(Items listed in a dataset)
#####
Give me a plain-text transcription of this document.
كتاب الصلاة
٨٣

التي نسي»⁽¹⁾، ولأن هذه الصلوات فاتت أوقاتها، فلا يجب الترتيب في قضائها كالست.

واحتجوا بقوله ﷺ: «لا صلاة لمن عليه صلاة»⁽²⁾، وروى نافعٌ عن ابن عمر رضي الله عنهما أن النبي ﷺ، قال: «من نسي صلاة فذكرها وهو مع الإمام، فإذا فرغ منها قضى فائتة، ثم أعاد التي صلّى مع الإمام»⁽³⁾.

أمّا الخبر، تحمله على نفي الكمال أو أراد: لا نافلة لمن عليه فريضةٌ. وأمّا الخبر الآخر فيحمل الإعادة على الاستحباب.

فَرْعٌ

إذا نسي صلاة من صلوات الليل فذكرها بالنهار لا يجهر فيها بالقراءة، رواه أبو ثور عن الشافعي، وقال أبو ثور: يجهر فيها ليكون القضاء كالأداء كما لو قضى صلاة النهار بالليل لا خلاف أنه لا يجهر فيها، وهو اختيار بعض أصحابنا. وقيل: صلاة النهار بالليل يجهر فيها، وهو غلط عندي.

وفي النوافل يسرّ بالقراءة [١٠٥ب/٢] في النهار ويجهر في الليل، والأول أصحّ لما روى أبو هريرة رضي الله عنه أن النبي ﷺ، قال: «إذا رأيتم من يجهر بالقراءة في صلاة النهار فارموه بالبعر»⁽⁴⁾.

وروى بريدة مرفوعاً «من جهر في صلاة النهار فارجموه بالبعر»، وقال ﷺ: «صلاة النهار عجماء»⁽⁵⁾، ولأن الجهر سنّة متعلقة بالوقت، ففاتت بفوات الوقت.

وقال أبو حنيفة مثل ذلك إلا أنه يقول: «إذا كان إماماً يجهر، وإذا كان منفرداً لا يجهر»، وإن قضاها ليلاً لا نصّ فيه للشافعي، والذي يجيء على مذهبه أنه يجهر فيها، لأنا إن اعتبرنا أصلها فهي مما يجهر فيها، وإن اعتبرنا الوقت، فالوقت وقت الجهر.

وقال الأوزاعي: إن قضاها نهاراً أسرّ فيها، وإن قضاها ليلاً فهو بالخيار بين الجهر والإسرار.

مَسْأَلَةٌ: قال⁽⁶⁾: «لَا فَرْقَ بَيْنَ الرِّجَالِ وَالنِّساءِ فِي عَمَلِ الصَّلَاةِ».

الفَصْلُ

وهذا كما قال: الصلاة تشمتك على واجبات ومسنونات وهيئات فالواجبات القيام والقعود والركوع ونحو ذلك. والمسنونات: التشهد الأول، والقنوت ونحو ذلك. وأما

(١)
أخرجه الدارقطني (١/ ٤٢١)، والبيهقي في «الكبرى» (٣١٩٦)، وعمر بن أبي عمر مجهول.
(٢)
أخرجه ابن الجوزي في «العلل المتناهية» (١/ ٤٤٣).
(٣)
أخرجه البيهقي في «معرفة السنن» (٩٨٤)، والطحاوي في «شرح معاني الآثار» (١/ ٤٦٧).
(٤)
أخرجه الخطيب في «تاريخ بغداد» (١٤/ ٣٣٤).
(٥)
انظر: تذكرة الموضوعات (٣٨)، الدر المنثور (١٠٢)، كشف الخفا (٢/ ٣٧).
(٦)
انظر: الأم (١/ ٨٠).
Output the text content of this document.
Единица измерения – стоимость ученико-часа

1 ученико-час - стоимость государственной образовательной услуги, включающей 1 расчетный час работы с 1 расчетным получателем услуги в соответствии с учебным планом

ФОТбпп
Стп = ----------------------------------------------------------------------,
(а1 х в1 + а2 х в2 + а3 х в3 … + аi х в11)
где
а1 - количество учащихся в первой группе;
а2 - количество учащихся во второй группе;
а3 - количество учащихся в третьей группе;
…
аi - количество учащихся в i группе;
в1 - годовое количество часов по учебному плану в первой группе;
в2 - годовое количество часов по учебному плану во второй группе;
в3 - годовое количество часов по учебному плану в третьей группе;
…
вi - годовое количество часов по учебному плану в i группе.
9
#####
Task instructions:
Copy each line above that contains the word "يجهر".

The response:
إذا نسي صلاة من صلوات الليل فذكرها بالنهار لا يجهر فيها بالقراءة، رواه أبو ثور عن الشافعي، وقال أبو ثور: يجهر فيها ليكون القضاء كالأداء كما لو قضى صلاة النهار بالليل لا خلاف أنه لا يجهر فيها، وهو اختيار بعض أصحابنا. وقيل: صلاة النهار بالليل يجهر فيها، وهو غلط عندي.
وفي النوافل يسرّ بالقراءة [١٠٥ب/٢] في النهار ويجهر في الليل، والأول أصحّ لما روى أبو هريرة رضي الله عنه أن النبي ﷺ، قال: «إذا رأيتم من يجهر بالقراءة في صلاة النهار فارموه بالبعر»⁽⁴⁾.
وقال أبو حنيفة مثل ذلك إلا أنه يقول: «إذا كان إماماً يجهر، وإذا كان منفرداً لا يجهر»، وإن قضاها ليلاً لا نصّ فيه للشافعي، والذي يجيء على مذهبه أنه يجهر فيها، لأنا إن اعتبرنا أصلها فهي مما يجهر فيها، وإن اعتبرنا الوقت، فالوقت وقت الجهر.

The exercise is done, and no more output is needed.